Set exercise 1 >> Transcribe the part of the Martha Rogers biography starting at "Martha Rogers (born" and ending at "Policy and Marketing.".

Martha Rogers (born March 10, 1955) is an American author, customer strategist, and founding partner of Peppers & Rogers Group, a management consulting firm. Rogers is an adjunct professor at the Fuqua School of Business at Duke University and a co-director of the Duke Center for Customer Relationship Management.

Biography
Rogers graduated from Birmingham-Southern College in 1974 and earned her PhD at the University of Tennessee as a Bickel fellow.

Rogers has been published in academic and trade journals, including the Harvard Business Review, Journal of Advertising Research, and the Journal of Public Policy and Marketing.

Supplied records >>
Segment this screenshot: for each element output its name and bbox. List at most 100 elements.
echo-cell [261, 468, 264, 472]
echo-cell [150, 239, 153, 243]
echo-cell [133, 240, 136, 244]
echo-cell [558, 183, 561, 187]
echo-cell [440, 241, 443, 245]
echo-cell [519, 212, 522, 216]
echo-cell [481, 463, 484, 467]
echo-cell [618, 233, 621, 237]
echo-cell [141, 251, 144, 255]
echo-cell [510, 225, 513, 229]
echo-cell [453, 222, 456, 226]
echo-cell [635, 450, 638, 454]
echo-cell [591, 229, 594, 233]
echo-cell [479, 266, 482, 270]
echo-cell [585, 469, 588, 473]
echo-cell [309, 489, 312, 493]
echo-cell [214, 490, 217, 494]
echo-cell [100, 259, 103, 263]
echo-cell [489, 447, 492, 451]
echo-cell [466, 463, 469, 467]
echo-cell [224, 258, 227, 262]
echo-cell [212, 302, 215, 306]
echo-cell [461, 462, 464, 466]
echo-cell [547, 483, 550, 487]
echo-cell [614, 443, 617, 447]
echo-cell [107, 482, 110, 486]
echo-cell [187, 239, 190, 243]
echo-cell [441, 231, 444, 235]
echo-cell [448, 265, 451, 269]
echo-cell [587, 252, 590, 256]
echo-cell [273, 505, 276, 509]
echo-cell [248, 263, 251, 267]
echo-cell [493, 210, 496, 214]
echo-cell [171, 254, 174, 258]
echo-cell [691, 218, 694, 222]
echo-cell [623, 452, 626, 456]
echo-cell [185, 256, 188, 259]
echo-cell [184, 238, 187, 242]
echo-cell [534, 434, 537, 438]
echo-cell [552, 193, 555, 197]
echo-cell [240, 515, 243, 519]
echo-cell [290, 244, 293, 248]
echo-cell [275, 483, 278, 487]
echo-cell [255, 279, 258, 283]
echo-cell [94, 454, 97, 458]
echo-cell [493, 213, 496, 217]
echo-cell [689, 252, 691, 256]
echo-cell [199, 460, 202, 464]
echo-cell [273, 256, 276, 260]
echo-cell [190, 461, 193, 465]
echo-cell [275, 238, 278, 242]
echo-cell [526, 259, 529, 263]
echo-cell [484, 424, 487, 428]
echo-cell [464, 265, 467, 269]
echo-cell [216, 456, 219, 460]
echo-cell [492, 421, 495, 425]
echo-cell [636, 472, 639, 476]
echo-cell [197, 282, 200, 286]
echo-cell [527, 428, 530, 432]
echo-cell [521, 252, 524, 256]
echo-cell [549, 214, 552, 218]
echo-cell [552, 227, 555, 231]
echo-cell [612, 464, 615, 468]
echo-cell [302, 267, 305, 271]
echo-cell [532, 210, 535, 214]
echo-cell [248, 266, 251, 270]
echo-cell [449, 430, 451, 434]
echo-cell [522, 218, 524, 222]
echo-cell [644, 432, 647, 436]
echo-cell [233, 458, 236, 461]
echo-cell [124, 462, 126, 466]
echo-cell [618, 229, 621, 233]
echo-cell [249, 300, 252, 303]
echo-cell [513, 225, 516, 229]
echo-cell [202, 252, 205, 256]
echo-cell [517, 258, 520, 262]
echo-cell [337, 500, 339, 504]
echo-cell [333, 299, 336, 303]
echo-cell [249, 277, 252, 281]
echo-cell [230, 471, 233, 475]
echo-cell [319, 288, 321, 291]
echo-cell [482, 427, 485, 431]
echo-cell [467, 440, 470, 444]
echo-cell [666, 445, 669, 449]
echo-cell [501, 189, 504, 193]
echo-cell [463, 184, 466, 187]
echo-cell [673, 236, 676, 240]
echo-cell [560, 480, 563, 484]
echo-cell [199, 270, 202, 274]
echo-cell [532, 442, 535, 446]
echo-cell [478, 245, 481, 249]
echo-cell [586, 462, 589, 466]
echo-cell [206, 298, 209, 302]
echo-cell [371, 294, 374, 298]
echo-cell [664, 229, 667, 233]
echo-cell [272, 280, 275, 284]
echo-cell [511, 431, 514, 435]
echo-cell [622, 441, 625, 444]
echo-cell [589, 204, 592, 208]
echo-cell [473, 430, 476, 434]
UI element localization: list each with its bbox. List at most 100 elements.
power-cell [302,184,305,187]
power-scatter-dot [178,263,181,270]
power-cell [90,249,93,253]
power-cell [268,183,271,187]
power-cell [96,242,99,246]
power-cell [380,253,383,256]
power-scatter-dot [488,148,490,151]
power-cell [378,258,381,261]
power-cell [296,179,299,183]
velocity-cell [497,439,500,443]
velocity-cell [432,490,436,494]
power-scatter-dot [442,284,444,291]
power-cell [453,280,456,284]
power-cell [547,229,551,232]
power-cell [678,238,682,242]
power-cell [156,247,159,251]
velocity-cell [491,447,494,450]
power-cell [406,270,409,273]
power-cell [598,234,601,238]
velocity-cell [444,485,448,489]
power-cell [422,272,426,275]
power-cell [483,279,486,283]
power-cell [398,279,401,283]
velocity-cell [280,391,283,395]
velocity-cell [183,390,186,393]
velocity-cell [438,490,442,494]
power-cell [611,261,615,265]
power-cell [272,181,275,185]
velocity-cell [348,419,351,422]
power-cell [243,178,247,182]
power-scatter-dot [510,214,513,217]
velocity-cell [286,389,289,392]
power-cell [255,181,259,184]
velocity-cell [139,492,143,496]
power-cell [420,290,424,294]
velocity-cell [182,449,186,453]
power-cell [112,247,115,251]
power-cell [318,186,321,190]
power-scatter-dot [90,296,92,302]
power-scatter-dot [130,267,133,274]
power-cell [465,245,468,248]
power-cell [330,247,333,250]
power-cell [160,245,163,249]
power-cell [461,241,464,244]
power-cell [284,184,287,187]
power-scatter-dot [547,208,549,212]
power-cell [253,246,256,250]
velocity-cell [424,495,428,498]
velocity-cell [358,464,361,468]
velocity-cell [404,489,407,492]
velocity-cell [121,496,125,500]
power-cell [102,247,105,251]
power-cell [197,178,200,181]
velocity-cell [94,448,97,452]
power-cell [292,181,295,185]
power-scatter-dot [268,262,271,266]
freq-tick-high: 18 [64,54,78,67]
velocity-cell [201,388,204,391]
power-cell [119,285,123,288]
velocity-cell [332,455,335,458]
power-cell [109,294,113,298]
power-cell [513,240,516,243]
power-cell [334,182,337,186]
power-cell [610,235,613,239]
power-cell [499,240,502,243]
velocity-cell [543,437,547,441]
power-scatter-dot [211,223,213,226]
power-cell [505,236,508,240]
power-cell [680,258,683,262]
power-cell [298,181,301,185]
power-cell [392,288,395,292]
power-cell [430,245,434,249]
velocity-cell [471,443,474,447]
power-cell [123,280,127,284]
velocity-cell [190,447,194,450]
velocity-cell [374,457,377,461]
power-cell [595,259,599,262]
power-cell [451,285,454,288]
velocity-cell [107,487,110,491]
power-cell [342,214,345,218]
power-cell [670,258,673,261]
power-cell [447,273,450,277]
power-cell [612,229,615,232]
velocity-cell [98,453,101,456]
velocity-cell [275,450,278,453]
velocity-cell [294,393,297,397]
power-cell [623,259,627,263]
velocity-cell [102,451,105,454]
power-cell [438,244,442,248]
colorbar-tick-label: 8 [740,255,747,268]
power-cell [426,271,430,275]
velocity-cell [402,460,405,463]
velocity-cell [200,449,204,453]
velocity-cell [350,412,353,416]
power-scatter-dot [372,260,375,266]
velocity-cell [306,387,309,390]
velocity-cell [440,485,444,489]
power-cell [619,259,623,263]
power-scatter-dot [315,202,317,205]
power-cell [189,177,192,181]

Set exercise 2 >> Restate word for word the lines of the records starting at the very beginning of the records and ending at the line that contains "echo-cell [510, 225, 513, 229]", with both ends included. Give only those lines.

Exercise answer 1 >>
Martha Rogers (born March 10, 1955) is an American author, customer strategist, and founding partner of Peppers & Rogers Group, a management consulting firm. Rogers is an adjunct professor at the Fuqua School of Business at Duke University and a co-director of the Duke Center for Customer Relationship Management.

Biography
Rogers graduated from Birmingham-Southern College in 1974 and earned her PhD at the University of Tennessee as a Bickel fellow.

Rogers has been published in academic and trade journals, including the Harvard Business Review, Journal of Advertising Research, and the Journal of Public Policy and Marketing.

Exercise answer 2 >>
Segment this screenshot: for each element output its name and bbox. List at most 100 elements.
echo-cell [261, 468, 264, 472]
echo-cell [150, 239, 153, 243]
echo-cell [133, 240, 136, 244]
echo-cell [558, 183, 561, 187]
echo-cell [440, 241, 443, 245]
echo-cell [519, 212, 522, 216]
echo-cell [481, 463, 484, 467]
echo-cell [618, 233, 621, 237]
echo-cell [141, 251, 144, 255]
echo-cell [510, 225, 513, 229]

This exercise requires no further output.